- _Set exercise_:
Count every line that holds the string "nghiên", and report the number alone.

- _Available data_:
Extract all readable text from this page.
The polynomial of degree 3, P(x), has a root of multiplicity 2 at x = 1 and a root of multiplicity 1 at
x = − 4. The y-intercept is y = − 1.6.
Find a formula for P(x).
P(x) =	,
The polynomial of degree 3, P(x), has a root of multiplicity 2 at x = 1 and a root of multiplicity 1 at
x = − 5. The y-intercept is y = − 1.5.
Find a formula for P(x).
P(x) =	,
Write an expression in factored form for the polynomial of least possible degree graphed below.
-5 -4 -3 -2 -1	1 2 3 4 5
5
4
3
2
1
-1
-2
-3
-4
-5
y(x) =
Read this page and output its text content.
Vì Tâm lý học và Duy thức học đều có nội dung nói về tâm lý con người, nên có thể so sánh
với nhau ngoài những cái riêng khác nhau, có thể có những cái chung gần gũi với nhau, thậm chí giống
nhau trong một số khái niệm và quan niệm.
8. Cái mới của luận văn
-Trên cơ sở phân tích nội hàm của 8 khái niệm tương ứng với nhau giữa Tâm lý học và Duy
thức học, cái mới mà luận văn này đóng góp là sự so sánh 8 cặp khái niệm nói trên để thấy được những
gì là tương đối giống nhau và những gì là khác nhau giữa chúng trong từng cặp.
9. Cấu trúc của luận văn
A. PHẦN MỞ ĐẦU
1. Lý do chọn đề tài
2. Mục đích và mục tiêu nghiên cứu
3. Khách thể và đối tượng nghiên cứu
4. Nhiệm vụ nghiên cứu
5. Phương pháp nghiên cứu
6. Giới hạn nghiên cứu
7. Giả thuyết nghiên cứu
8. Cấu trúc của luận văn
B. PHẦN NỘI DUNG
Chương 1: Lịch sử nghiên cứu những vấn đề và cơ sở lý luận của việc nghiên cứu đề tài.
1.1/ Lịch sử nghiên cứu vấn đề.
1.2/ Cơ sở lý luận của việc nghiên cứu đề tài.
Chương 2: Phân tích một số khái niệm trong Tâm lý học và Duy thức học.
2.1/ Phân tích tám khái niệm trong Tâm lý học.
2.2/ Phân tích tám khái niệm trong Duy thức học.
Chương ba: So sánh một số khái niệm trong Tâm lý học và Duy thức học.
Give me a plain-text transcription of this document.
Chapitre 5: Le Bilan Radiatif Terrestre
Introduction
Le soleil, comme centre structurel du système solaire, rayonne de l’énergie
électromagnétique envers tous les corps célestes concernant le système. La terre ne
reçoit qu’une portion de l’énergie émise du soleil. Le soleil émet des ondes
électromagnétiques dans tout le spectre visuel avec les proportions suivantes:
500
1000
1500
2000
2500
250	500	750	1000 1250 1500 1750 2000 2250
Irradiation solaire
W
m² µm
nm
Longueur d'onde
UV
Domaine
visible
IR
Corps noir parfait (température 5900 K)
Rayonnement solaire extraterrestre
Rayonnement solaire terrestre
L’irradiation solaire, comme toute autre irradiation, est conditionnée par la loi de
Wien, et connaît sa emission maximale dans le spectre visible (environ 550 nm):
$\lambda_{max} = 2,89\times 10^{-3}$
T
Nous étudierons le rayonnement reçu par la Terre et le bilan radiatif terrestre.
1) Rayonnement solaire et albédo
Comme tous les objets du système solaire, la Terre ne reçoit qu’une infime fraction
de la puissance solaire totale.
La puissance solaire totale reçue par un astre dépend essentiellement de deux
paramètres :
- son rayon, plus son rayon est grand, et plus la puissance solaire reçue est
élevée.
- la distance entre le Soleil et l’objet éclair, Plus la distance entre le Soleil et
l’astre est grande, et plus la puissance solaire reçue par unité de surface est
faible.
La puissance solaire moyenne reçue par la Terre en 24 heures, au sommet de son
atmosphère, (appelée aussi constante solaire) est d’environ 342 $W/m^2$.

- _Worked answer_:
9